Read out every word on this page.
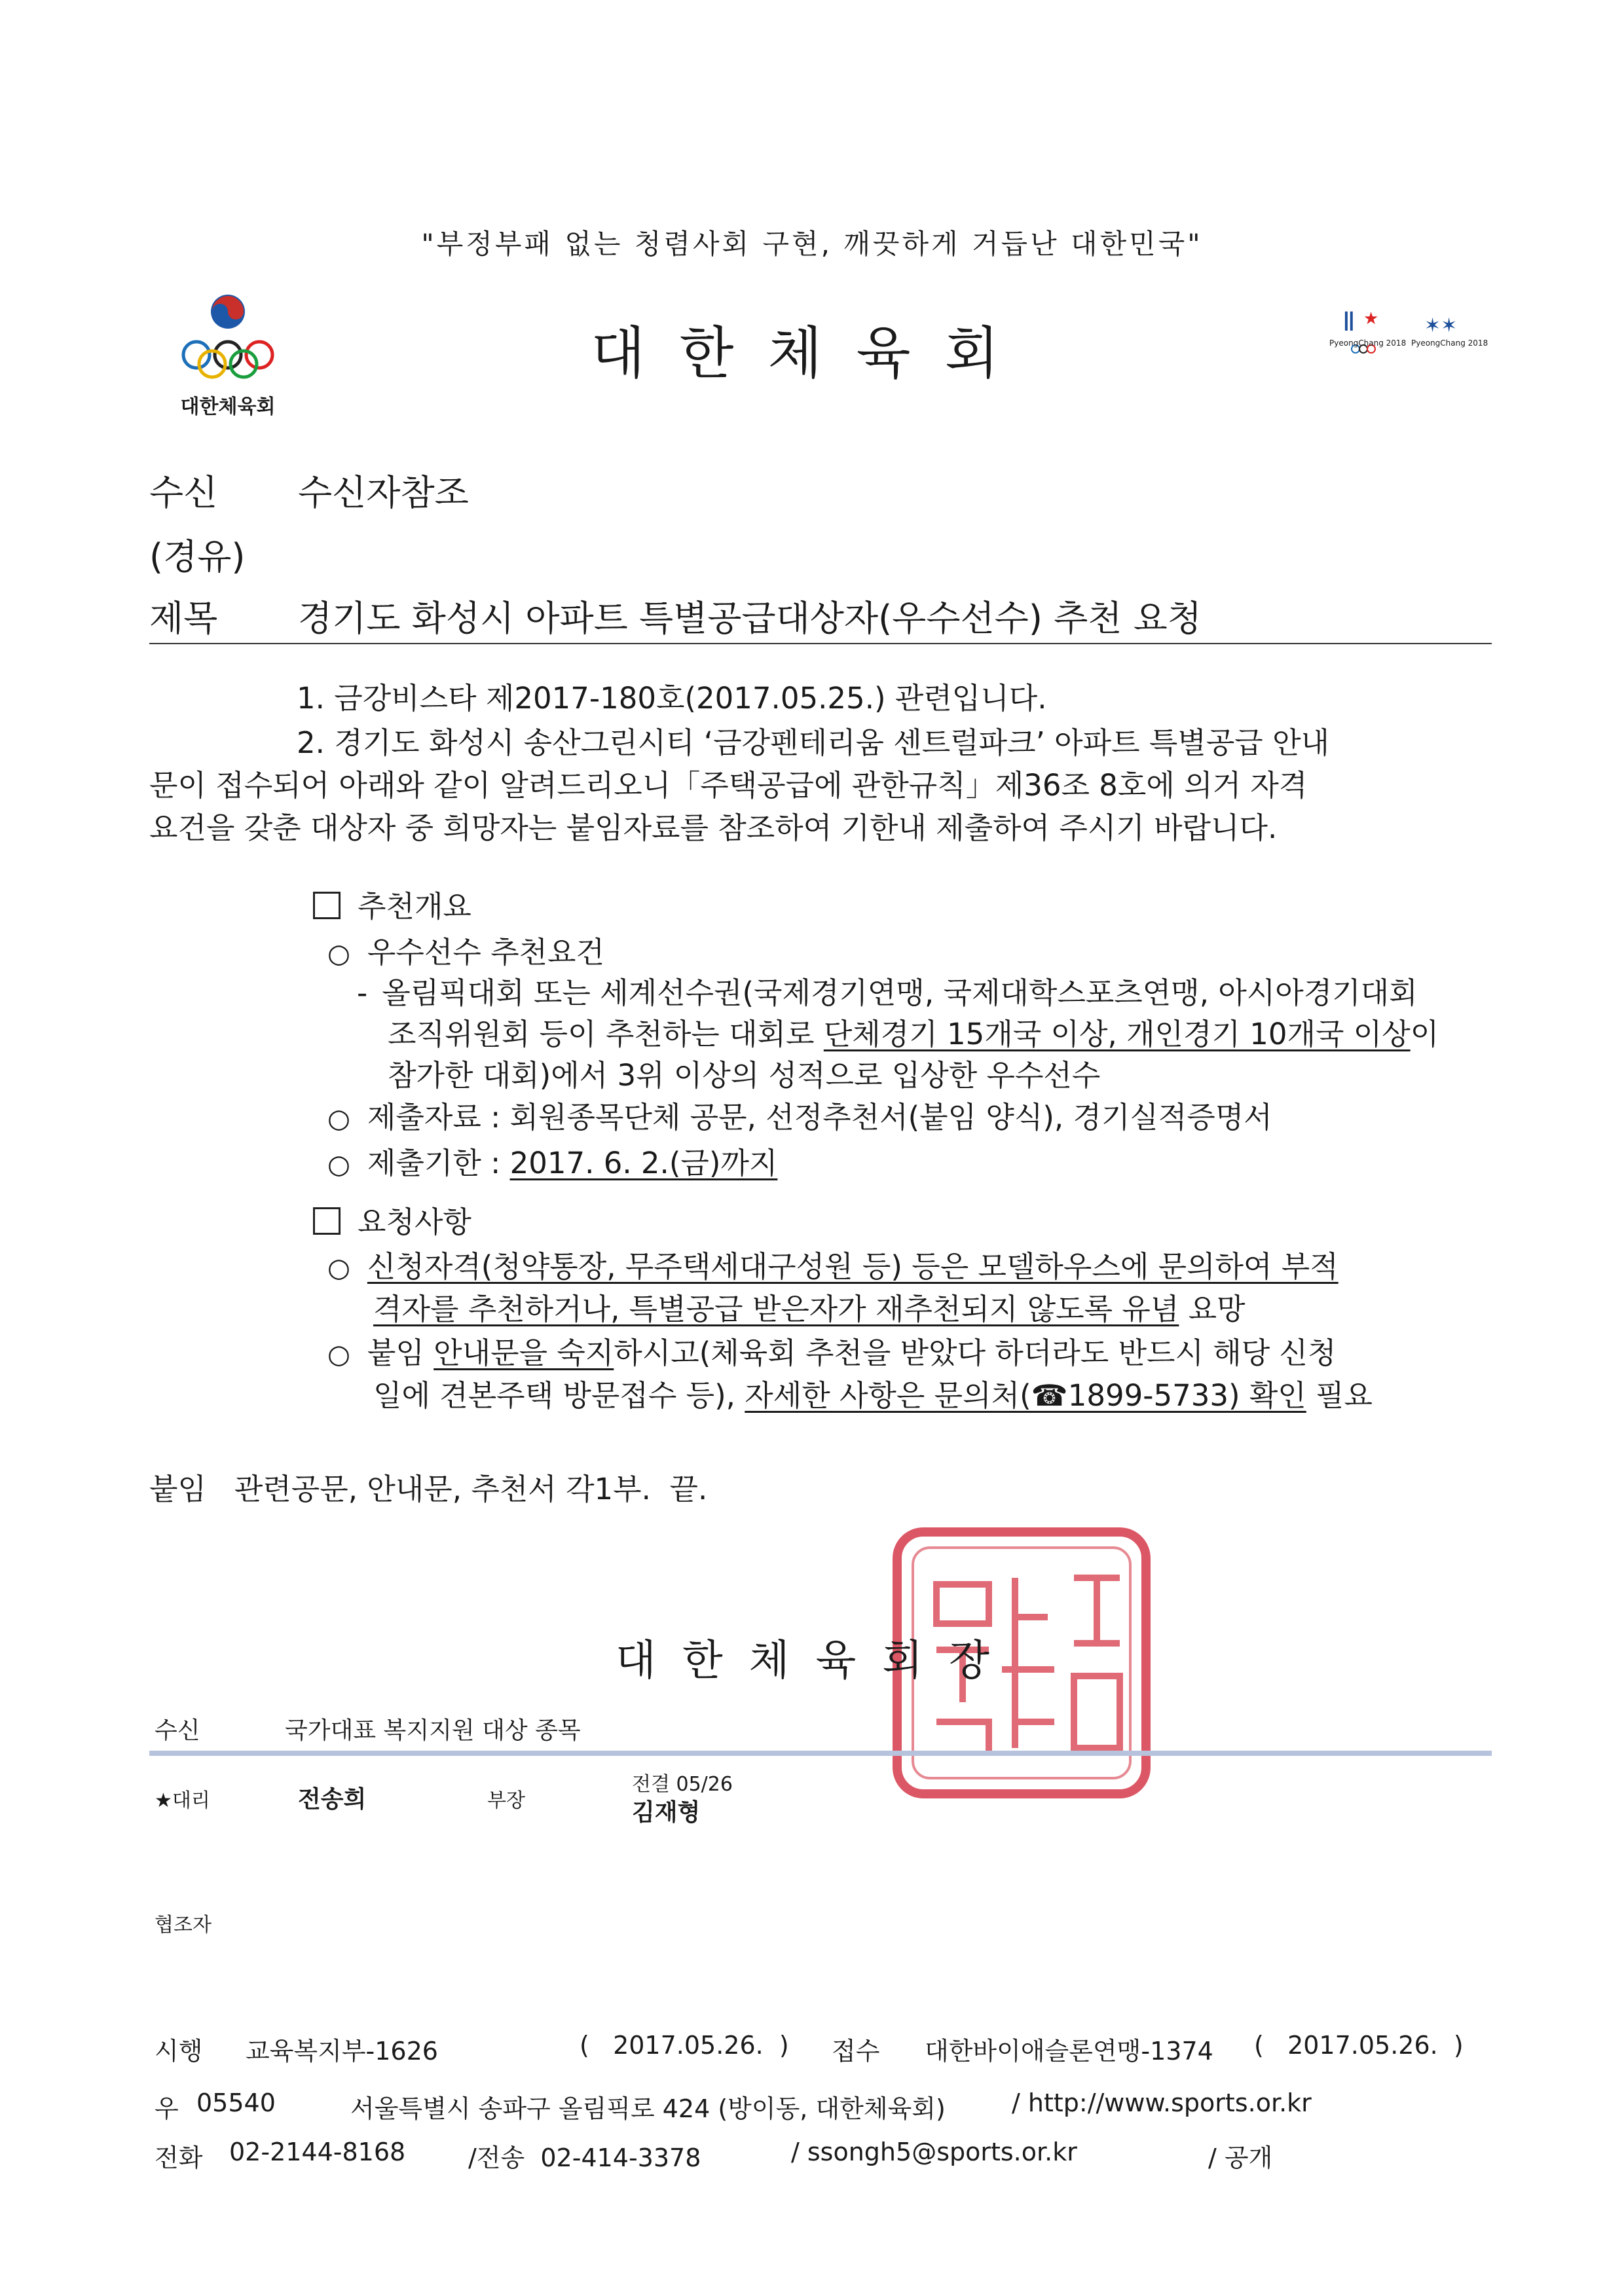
"부정부패 없는 청렴사회 구현, 깨끗하게 거듭난 대한민국"
대한체육회
대한체육회	Ⅱ ★ ✶✶
PyeongChang 2018 PyeongChang 2018
수신 수신자참조
(경유)
제목 경기도 화성시 아파트 특별공급대상자(우수선수) 추천 요청
1. 금강비스타 제2017-180호(2017.05.25.) 관련입니다.
2. 경기도 화성시 송산그린시티 ‘금강펜테리움 센트럴파크’ 아파트 특별공급 안내
문이 접수되어 아래와 같이 알려드리오니「주택공급에 관한규칙」제36조 8호에 의거 자격
요건을 갖춘 대상자 중 희망자는 붙임자료를 참조하여 기한내 제출하여 주시기 바랍니다.
추천개요
○ 우수선수 추천요건
- 올림픽대회 또는 세계선수권(국제경기연맹, 국제대학스포츠연맹, 아시아경기대회
조직위원회 등이 추천하는 대회로 단체경기 15개국 이상, 개인경기 10개국 이상이
참가한 대회)에서 3위 이상의 성적으로 입상한 우수선수
○ 제출자료 : 회원종목단체 공문, 선정추천서(붙임 양식), 경기실적증명서
○ 제출기한 : 2017. 6. 2.(금)까지
요청사항
○ 신청자격(청약통장, 무주택세대구성원 등) 등은 모델하우스에 문의하여 부적
격자를 추천하거나, 특별공급 받은자가 재추천되지 않도록 유념 요망
○ 붙임 안내문을 숙지하시고(체육회 추천을 받았다 하더라도 반드시 해당 신청
일에 견본주택 방문접수 등), 자세한 사항은 문의처(☎1899-5733) 확인 필요
붙임   관련공문, 안내문, 추천서 각1부.  끝.
대한체육회장
수신	국가대표 복지지원 대상 종목
★대리	전송희	부장
전결 05/26
김재형
협조자
시행 교육복지부-1626	(   2017.05.26.  ) 접수 대한바이애슬론연맹-1374 (   2017.05.26.  )
우 05540	서울특별시 송파구 올림픽로 424 (방이동, 대한체육회)	/ http://www.sports.or.kr
전화 02-2144-8168	/전송  02-414-3378	/ ssongh5@sports.or.kr	/ 공개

···

Do not include images; quote all of the entries above exactly.

Read out every word on this page.
"부정부패 없는 청렴사회 구현, 깨끗하게 거듭난 대한민국"
대한체육회
대한체육회	Ⅱ ★ ✶✶
PyeongChang 2018 PyeongChang 2018
수신 수신자참조
(경유)
제목 경기도 화성시 아파트 특별공급대상자(우수선수) 추천 요청
1. 금강비스타 제2017-180호(2017.05.25.) 관련입니다.
2. 경기도 화성시 송산그린시티 ‘금강펜테리움 센트럴파크’ 아파트 특별공급 안내
문이 접수되어 아래와 같이 알려드리오니「주택공급에 관한규칙」제36조 8호에 의거 자격
요건을 갖춘 대상자 중 희망자는 붙임자료를 참조하여 기한내 제출하여 주시기 바랍니다.
추천개요
○ 우수선수 추천요건
- 올림픽대회 또는 세계선수권(국제경기연맹, 국제대학스포츠연맹, 아시아경기대회
조직위원회 등이 추천하는 대회로 단체경기 15개국 이상, 개인경기 10개국 이상이
참가한 대회)에서 3위 이상의 성적으로 입상한 우수선수
○ 제출자료 : 회원종목단체 공문, 선정추천서(붙임 양식), 경기실적증명서
○ 제출기한 : 2017. 6. 2.(금)까지
요청사항
○ 신청자격(청약통장, 무주택세대구성원 등) 등은 모델하우스에 문의하여 부적
격자를 추천하거나, 특별공급 받은자가 재추천되지 않도록 유념 요망
○ 붙임 안내문을 숙지하시고(체육회 추천을 받았다 하더라도 반드시 해당 신청
일에 견본주택 방문접수 등), 자세한 사항은 문의처(☎1899-5733) 확인 필요
붙임   관련공문, 안내문, 추천서 각1부.  끝.
대한체육회장
수신	국가대표 복지지원 대상 종목
★대리	전송희	부장
전결 05/26
김재형
협조자
시행 교육복지부-1626	(   2017.05.26.  ) 접수 대한바이애슬론연맹-1374 (   2017.05.26.  )
우 05540	서울특별시 송파구 올림픽로 424 (방이동, 대한체육회)	/ http://www.sports.or.kr
전화 02-2144-8168	/전송  02-414-3378	/ ssongh5@sports.or.kr	/ 공개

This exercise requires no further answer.